(Texte de la page)
---
Car à ce point de vue il n’y a pas moi d’une part et mon corps d’autre part. Il y a moi tout court. Et vous avez beau faire miroiter devant mes yeux une origine lointaine ou les perspectives d’une survivance possible : ce n’est pas moi tel que je suis ici concrètement, que ces avatars et cette survivance concernent, c’est quelque chose que vous appelez âme et esprit et que je sais être un extrait seulement de l’homme concret. Et la survivance que vous pouvez démontrer ne m’intéresse absolument pas, alors même que ce serait celle de ma personne, car si je veux survivre, c’est dans mon corps que je le voudrais, et dans mon corps jeune. Les esprits vivent-ils ? Mais c’est mon enfant qu’il me faut tel qu’il est devant moi, que voulez-vous que je fasse de son âme ou de son fantôme ?
Alors même que l’âme de mon enfant survivrait, alors même qu’elle serait individuelle, elle ne m’intéresserait plus, ce ne serait plus mon fils. Et qu’une embolie vienne me terrasser ici, à mon bureau, avant d’avoir achevé cette étude, que m’importe alors la survivance de ma « personne », puisque cette étude restera à jamais inachevée ?
---
(Matériel recueilli)
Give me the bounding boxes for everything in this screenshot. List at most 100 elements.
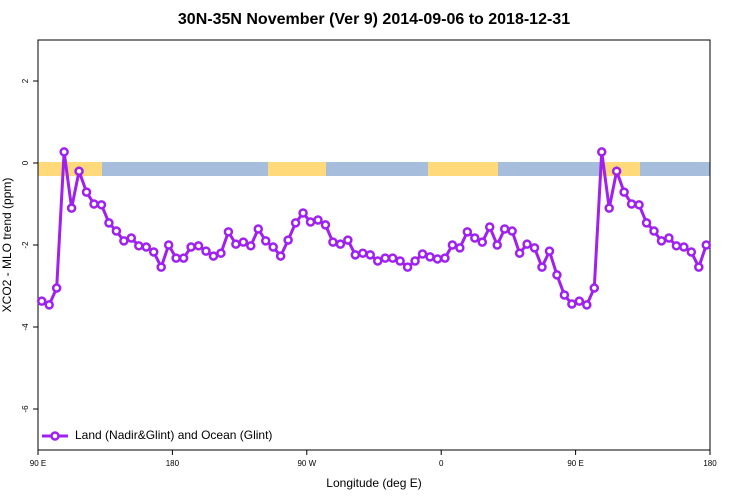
---
(Travail demandé)
A: D'après le texte de la page, dans quoi la personne qui écrit voudrait-elle survivre si elle le voulait ?
B: Selon le texte de la page, pourquoi la survivance de sa « personne » n'importerait-elle pas à la personne qui écrit si une embolie la terrassait à son bureau ? Répondez en une à trois phrases.

(Corrigés)
A: Dans son corps, et dans son corps jeune.

B: La survivance de sa « personne » ne lui importerait pas parce que l'étude qu'elle rédige resterait alors à jamais inachevée.